* **WHAT YOU ARE ASKED TO DO**:
Make an exact copy of the entries, and keep any pictures out of it.

* **INPUT MATERIAL**:
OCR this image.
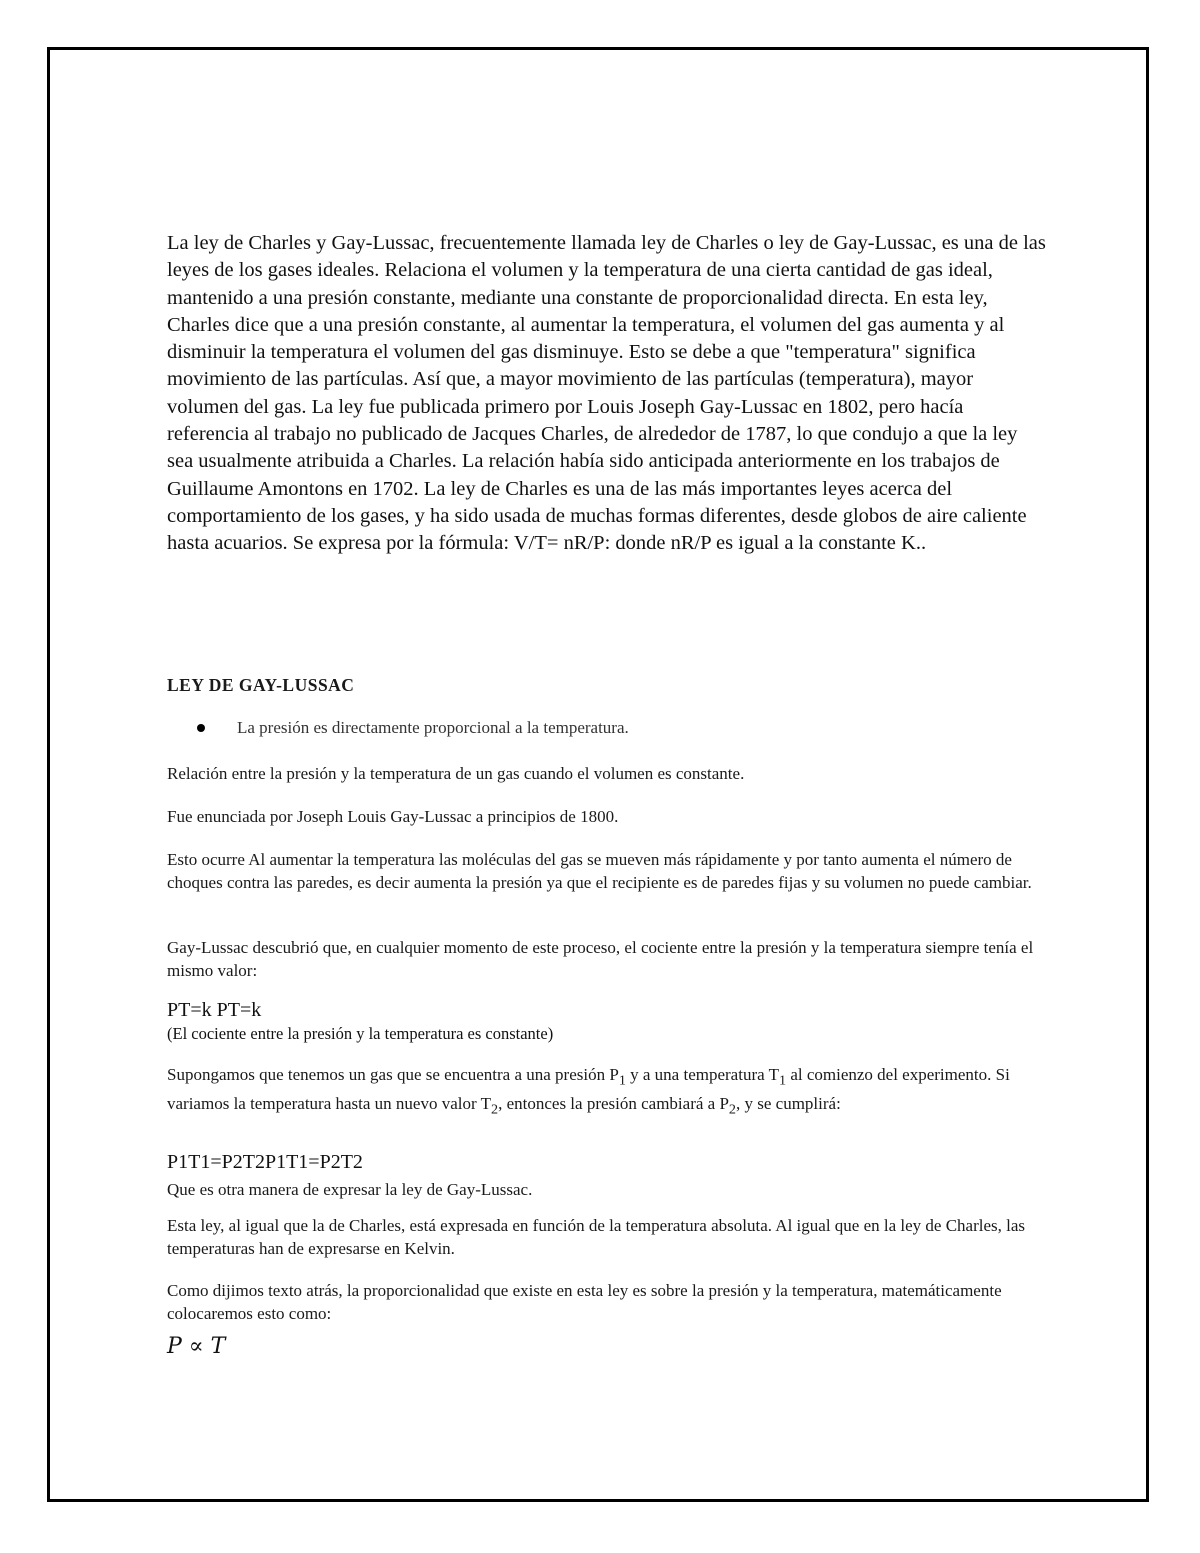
La ley de Charles y Gay-Lussac, frecuentemente llamada ley de Charles o ley de Gay-Lussac, es una de las leyes de los gases ideales. Relaciona el volumen y la temperatura de una cierta cantidad de gas ideal, mantenido a una presión constante, mediante una constante de proporcionalidad directa. En esta ley, Charles dice que a una presión constante, al aumentar la temperatura, el volumen del gas aumenta y al disminuir la temperatura el volumen del gas disminuye. Esto se debe a que "temperatura" significa movimiento de las partículas. Así que, a mayor movimiento de las partículas (temperatura), mayor volumen del gas. La ley fue publicada primero por Louis Joseph Gay-Lussac en 1802, pero hacía referencia al trabajo no publicado de Jacques Charles, de alrededor de 1787, lo que condujo a que la ley sea usualmente atribuida a Charles. La relación había sido anticipada anteriormente en los trabajos de Guillaume Amontons en 1702. La ley de Charles es una de las más importantes leyes acerca del comportamiento de los gases, y ha sido usada de muchas formas diferentes, desde globos de aire caliente hasta acuarios. Se expresa por la fórmula: V/T= nR/P: donde nR/P es igual a la constante K..

LEY DE GAY-LUSSAC
La presión es directamente proporcional a la temperatura.

Relación entre la presión y la temperatura de un gas cuando el volumen es constante.

Fue enunciada por Joseph Louis Gay-Lussac a principios de 1800.

Esto ocurre Al aumentar la temperatura las moléculas del gas se mueven más rápidamente y por tanto aumenta el número de choques contra las paredes, es decir aumenta la presión ya que el recipiente es de paredes fijas y su volumen no puede cambiar.

Gay-Lussac descubrió que, en cualquier momento de este proceso, el cociente entre la presión y la temperatura siempre tenía el mismo valor:

PT=k PT=k

(El cociente entre la presión y la temperatura es constante)

Supongamos que tenemos un gas que se encuentra a una presión $P_1$ y a una temperatura $T_1$ al comienzo del experimento. Si variamos la temperatura hasta un nuevo valor $T_2$, entonces la presión cambiará a $P_2$, y se cumplirá:

P1T1=P2T2P1T1=P2T2

Que es otra manera de expresar la ley de Gay-Lussac.

Esta ley, al igual que la de Charles, está expresada en función de la temperatura absoluta. Al igual que en la ley de Charles, las temperaturas han de expresarse en Kelvin.

Como dijimos texto atrás, la proporcionalidad que existe en esta ley es sobre la presión y la temperatura, matemáticamente colocaremos esto como:

P ∝ T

* **THE ANSWER**:
OCR this image.
La ley de Charles y Gay-Lussac, frecuentemente llamada ley de Charles o ley de Gay-Lussac, es una de las leyes de los gases ideales. Relaciona el volumen y la temperatura de una cierta cantidad de gas ideal, mantenido a una presión constante, mediante una constante de proporcionalidad directa. En esta ley, Charles dice que a una presión constante, al aumentar la temperatura, el volumen del gas aumenta y al disminuir la temperatura el volumen del gas disminuye. Esto se debe a que "temperatura" significa movimiento de las partículas. Así que, a mayor movimiento de las partículas (temperatura), mayor volumen del gas. La ley fue publicada primero por Louis Joseph Gay-Lussac en 1802, pero hacía referencia al trabajo no publicado de Jacques Charles, de alrededor de 1787, lo que condujo a que la ley sea usualmente atribuida a Charles. La relación había sido anticipada anteriormente en los trabajos de Guillaume Amontons en 1702. La ley de Charles es una de las más importantes leyes acerca del comportamiento de los gases, y ha sido usada de muchas formas diferentes, desde globos de aire caliente hasta acuarios. Se expresa por la fórmula: V/T= nR/P: donde nR/P es igual a la constante K..

LEY DE GAY-LUSSAC
La presión es directamente proporcional a la temperatura.

Relación entre la presión y la temperatura de un gas cuando el volumen es constante.

Fue enunciada por Joseph Louis Gay-Lussac a principios de 1800.

Esto ocurre Al aumentar la temperatura las moléculas del gas se mueven más rápidamente y por tanto aumenta el número de choques contra las paredes, es decir aumenta la presión ya que el recipiente es de paredes fijas y su volumen no puede cambiar.

Gay-Lussac descubrió que, en cualquier momento de este proceso, el cociente entre la presión y la temperatura siempre tenía el mismo valor:

PT=k PT=k

(El cociente entre la presión y la temperatura es constante)

Supongamos que tenemos un gas que se encuentra a una presión $P_1$ y a una temperatura $T_1$ al comienzo del experimento. Si variamos la temperatura hasta un nuevo valor $T_2$, entonces la presión cambiará a $P_2$, y se cumplirá:

P1T1=P2T2P1T1=P2T2

Que es otra manera de expresar la ley de Gay-Lussac.

Esta ley, al igual que la de Charles, está expresada en función de la temperatura absoluta. Al igual que en la ley de Charles, las temperaturas han de expresarse en Kelvin.

Como dijimos texto atrás, la proporcionalidad que existe en esta ley es sobre la presión y la temperatura, matemáticamente colocaremos esto como:

P ∝ T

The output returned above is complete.